== CHALLENGE ==
Filter the lines below, copying only those with the string "this".

________________________________________

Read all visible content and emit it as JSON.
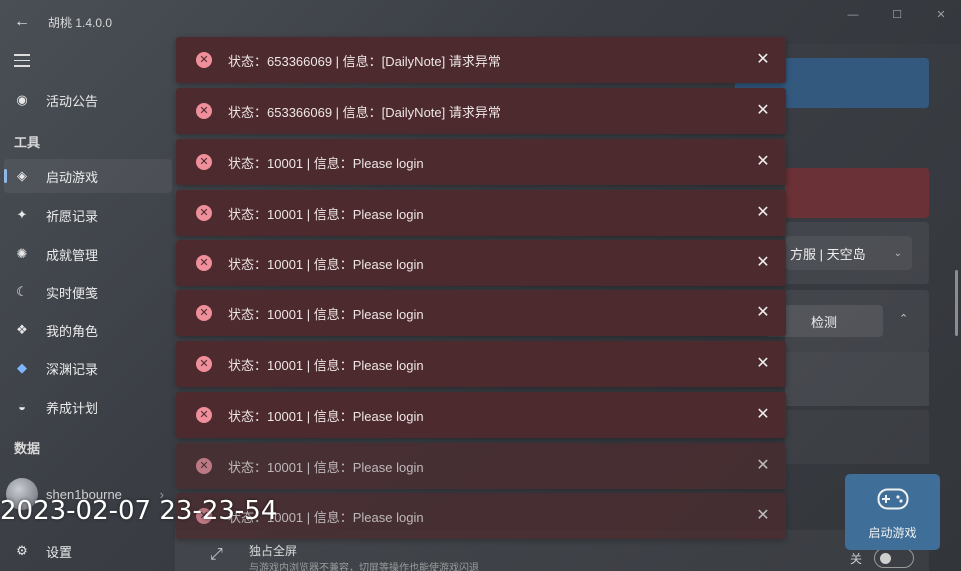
{
  "app": {
    "title": "胡桃 1.4.0.0"
  },
  "sidebar": {
    "top_item": {
      "label": "活动公告",
      "icon": "announcement-icon"
    },
    "section_tools": "工具",
    "items": [
      {
        "label": "启动游戏",
        "icon": "launch-icon",
        "active": true
      },
      {
        "label": "祈愿记录",
        "icon": "wish-icon"
      },
      {
        "label": "成就管理",
        "icon": "achievement-icon"
      },
      {
        "label": "实时便笺",
        "icon": "moon-icon"
      },
      {
        "label": "我的角色",
        "icon": "character-icon"
      },
      {
        "label": "深渊记录",
        "icon": "abyss-icon"
      },
      {
        "label": "养成计划",
        "icon": "cultivation-icon"
      }
    ],
    "section_data": "数据",
    "user": {
      "name": "shen1bourne"
    },
    "settings": {
      "label": "设置",
      "icon": "gear-icon"
    }
  },
  "main": {
    "server_select": "方服 | 天空岛",
    "detect_button": "检测",
    "fullscreen": {
      "title": "独占全屏",
      "desc": "与游戏内浏览器不兼容，切屏等操作也能使游戏闪退"
    },
    "toggle_label": "关",
    "launch_button": "启动游戏"
  },
  "toasts": [
    {
      "message": "状态：653366069 | 信息：[DailyNote] 请求异常"
    },
    {
      "message": "状态：653366069 | 信息：[DailyNote] 请求异常"
    },
    {
      "message": "状态：10001 | 信息：Please login"
    },
    {
      "message": "状态：10001 | 信息：Please login"
    },
    {
      "message": "状态：10001 | 信息：Please login"
    },
    {
      "message": "状态：10001 | 信息：Please login"
    },
    {
      "message": "状态：10001 | 信息：Please login"
    },
    {
      "message": "状态：10001 | 信息：Please login"
    },
    {
      "message": "状态：10001 | 信息：Please login"
    },
    {
      "message": "状态：10001 | 信息：Please login"
    }
  ],
  "overlay_timestamp": "2023-02-07 23-23-54",
  "colors": {
    "toast_bg": "#4c2a2d",
    "error_icon": "#ef8f9b",
    "accent_blue": "#3f6f99"
  }
}
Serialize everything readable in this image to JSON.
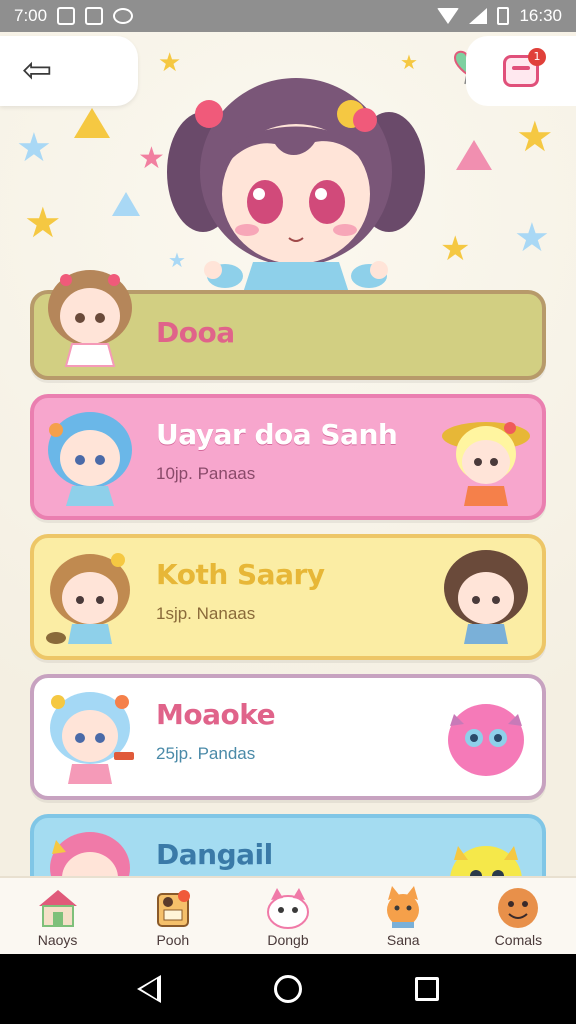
{
  "status_bar": {
    "time": "7:00",
    "clock": "16:30"
  },
  "colors": {
    "card_1": "#d2cf82",
    "card_2": "#f7a6cd",
    "card_3": "#fbeda4",
    "card_4": "#ffffff",
    "card_5": "#a4dcf1"
  },
  "header": {
    "back_icon": "back-arrow-icon",
    "balloon_icon": "heart-balloon-icon",
    "bag_icon": "shopping-bag-icon",
    "bag_badge": "1"
  },
  "cards": [
    {
      "title": "Dooa",
      "subtitle": ""
    },
    {
      "title": "Uayar doa Sanh",
      "subtitle": "10jp. Panaas"
    },
    {
      "title": "Koth Saary",
      "subtitle": "1sjp. Nanaas"
    },
    {
      "title": "Moaoke",
      "subtitle": "25jp. Pandas"
    },
    {
      "title": "Dangail",
      "subtitle": ""
    }
  ],
  "bottom_nav": [
    {
      "label": "Naoys",
      "icon": "house-icon"
    },
    {
      "label": "Pooh",
      "icon": "shop-character-icon"
    },
    {
      "label": "Dongb",
      "icon": "cat-character-icon"
    },
    {
      "label": "Sana",
      "icon": "fox-character-icon"
    },
    {
      "label": "Comals",
      "icon": "smiley-character-icon"
    }
  ]
}
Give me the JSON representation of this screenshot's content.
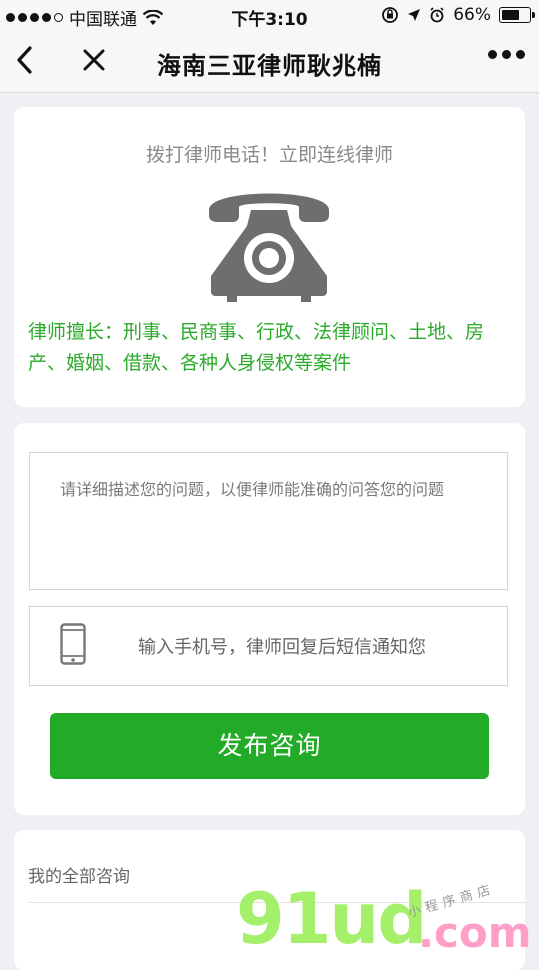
{
  "status_bar": {
    "carrier": "中国联通",
    "time": "下午3:10",
    "battery": "66%",
    "battery_level": 0.66
  },
  "nav": {
    "title": "海南三亚律师耿兆楠",
    "back_icon": "chevron-left-icon",
    "close_icon": "close-icon",
    "more_icon": "more-dots-icon"
  },
  "call_card": {
    "prompt": "拨打律师电话！立即连线律师",
    "icon": "telephone-icon",
    "specialty": "律师擅长：刑事、民商事、行政、法律顾问、土地、房产、婚姻、借款、各种人身侵权等案件"
  },
  "form": {
    "question_placeholder": "请详细描述您的问题，以便律师能准确的问答您的问题",
    "phone_icon": "mobile-phone-icon",
    "phone_placeholder": "输入手机号，律师回复后短信通知您",
    "submit_label": "发布咨询"
  },
  "history": {
    "label": "我的全部咨询"
  },
  "watermark": {
    "main": "91ud",
    "suffix": ".com",
    "tagline": "小程序商店"
  },
  "colors": {
    "accent_green": "#22aa29",
    "specialty_text": "#2aab2a",
    "background": "#efeff4"
  }
}
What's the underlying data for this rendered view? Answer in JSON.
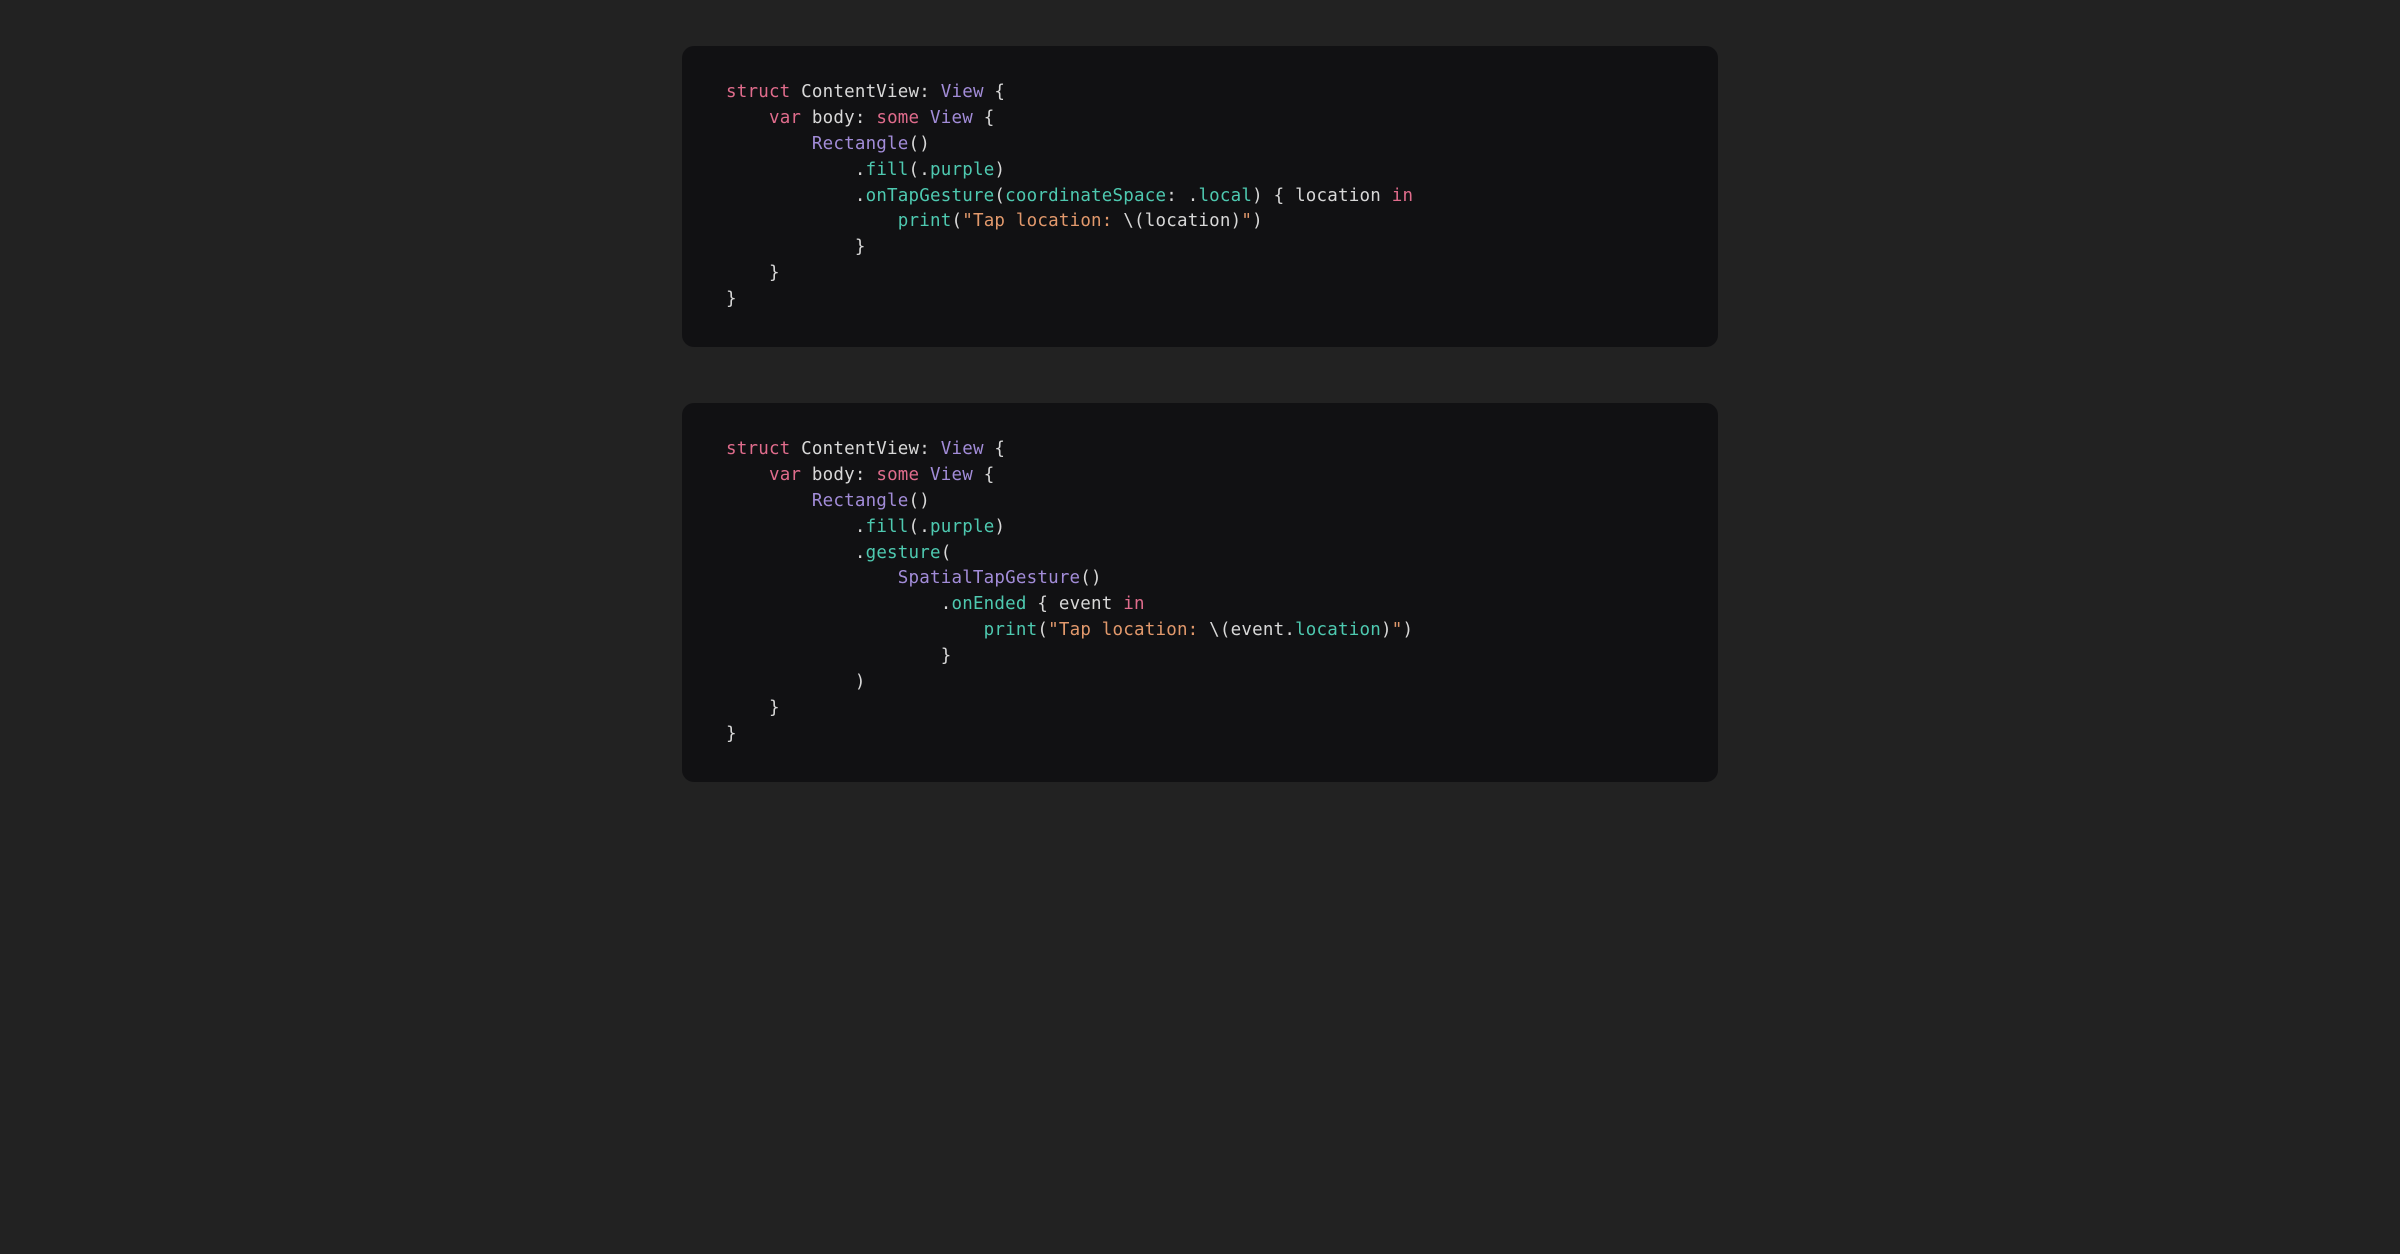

________________________________________

== FINISHED TASK ==
Serialize everything readable in this image to JSON.
Give me the JSON representation of this screenshot's content.
What's the underlying data for this rendered view? Answer in JSON.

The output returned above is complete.